Data extract Start Marker

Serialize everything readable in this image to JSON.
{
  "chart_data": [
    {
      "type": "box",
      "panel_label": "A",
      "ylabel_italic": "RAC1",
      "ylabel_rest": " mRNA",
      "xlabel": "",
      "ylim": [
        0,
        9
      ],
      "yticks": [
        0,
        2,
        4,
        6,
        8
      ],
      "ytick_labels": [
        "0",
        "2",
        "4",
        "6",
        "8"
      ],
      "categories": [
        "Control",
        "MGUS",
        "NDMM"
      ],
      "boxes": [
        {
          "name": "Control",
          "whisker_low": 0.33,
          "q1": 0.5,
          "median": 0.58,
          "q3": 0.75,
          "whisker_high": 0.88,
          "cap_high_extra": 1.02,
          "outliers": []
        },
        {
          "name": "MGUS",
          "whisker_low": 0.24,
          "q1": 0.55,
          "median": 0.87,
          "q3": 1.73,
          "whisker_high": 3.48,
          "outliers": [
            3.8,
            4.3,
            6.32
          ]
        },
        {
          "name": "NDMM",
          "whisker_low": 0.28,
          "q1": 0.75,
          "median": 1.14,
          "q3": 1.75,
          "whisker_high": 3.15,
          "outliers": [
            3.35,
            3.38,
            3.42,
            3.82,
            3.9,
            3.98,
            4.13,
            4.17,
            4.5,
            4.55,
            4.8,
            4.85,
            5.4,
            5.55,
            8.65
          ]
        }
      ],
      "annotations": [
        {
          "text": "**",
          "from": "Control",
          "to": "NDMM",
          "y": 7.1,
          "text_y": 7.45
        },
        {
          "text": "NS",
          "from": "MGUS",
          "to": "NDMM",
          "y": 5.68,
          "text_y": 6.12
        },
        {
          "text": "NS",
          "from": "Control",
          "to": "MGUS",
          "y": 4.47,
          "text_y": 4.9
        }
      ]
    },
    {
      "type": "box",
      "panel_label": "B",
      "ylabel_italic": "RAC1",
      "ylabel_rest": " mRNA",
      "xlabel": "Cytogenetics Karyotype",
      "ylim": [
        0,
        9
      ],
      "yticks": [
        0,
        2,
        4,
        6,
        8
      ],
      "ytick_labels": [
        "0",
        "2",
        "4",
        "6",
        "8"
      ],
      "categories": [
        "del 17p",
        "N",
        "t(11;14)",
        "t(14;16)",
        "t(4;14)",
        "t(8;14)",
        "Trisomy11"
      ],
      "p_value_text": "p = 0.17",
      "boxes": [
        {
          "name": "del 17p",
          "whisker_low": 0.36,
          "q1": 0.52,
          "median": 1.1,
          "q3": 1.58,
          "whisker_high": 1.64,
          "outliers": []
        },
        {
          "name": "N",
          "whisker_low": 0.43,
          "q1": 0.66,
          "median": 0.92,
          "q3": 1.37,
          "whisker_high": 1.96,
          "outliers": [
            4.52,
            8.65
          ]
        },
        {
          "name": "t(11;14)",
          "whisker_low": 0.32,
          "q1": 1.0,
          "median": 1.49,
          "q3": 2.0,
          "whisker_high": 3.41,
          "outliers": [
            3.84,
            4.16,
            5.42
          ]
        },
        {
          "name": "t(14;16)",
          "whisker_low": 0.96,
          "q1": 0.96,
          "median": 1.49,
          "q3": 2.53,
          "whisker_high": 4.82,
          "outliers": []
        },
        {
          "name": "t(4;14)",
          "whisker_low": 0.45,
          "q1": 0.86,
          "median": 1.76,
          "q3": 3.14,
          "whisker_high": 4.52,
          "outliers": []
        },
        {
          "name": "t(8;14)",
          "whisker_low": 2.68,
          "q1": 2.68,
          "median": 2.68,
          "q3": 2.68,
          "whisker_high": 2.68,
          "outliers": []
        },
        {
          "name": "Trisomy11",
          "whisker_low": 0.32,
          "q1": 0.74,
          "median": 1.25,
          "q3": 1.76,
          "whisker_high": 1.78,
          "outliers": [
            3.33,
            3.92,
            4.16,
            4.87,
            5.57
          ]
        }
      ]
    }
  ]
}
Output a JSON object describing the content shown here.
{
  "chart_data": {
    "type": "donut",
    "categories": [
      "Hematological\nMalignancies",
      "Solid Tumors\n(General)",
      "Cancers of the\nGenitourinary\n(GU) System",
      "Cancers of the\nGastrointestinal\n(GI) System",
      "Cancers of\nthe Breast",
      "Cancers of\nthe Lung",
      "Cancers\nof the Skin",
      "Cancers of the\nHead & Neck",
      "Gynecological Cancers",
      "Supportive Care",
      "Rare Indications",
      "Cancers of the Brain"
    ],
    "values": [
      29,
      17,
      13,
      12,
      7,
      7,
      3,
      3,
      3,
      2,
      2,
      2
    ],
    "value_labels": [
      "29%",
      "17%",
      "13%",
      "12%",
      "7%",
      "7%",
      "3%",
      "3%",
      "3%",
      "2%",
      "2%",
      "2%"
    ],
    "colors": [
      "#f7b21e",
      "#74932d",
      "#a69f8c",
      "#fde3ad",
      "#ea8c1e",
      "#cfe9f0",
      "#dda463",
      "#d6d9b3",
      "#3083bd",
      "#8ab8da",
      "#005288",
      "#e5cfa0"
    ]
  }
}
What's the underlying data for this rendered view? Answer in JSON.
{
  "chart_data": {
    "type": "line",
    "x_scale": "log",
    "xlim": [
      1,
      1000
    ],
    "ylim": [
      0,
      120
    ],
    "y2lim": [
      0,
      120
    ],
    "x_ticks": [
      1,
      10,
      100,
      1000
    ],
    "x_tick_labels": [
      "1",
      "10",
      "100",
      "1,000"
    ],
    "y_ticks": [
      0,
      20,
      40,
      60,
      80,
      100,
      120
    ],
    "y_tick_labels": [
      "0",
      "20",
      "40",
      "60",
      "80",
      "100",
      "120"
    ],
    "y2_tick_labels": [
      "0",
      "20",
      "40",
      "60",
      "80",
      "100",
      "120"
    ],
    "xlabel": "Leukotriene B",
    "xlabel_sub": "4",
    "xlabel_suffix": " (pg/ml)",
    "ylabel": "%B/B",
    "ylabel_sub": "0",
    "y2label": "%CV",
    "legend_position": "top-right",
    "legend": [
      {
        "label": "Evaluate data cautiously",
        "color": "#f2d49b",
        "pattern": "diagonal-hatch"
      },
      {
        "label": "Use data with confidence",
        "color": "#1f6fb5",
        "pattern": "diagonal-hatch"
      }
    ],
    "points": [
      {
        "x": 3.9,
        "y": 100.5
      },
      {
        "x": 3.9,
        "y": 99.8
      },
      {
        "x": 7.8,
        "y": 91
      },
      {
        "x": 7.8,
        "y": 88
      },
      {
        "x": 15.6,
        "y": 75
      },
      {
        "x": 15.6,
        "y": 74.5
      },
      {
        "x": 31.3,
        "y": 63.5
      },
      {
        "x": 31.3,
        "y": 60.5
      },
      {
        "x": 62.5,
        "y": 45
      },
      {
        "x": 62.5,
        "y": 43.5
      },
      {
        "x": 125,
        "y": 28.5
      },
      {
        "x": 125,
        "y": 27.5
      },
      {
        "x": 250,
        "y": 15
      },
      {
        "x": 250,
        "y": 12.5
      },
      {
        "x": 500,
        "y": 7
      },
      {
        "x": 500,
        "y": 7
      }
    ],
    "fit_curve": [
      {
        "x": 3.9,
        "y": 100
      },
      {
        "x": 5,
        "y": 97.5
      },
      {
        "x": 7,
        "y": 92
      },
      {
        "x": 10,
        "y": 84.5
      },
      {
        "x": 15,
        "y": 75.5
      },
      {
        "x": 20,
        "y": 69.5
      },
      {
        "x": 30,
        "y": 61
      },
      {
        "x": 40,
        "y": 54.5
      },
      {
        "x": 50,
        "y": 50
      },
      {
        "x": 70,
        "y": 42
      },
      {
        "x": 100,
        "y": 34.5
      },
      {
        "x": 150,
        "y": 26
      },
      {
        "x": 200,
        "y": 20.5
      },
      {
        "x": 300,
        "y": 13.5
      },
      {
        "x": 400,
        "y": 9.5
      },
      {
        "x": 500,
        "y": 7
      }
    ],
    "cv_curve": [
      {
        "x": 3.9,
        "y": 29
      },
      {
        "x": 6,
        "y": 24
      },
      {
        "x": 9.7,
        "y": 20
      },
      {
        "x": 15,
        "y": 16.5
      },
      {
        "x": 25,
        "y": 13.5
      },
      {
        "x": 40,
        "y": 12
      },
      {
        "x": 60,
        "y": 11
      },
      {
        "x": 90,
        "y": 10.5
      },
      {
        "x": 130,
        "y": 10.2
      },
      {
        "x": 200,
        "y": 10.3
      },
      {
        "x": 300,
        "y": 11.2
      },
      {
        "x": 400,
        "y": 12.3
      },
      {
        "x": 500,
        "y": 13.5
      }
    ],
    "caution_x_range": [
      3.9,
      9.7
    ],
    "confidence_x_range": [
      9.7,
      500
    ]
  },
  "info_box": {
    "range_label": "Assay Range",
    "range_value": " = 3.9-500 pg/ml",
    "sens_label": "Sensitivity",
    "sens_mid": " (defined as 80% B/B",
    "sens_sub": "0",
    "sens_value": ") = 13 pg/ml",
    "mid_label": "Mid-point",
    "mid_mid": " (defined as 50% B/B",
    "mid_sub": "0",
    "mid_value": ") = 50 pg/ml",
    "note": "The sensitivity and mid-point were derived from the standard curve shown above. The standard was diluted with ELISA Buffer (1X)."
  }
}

Data extract End Marker

## Work order
Look above for lines with the word "shown" and copy them all.

## Output below
Output a JSON object describing the content shown here.
    "note": "The sensitivity and mid-point were derived from the standard curve shown above. The standard was diluted with ELISA Buffer (1X)."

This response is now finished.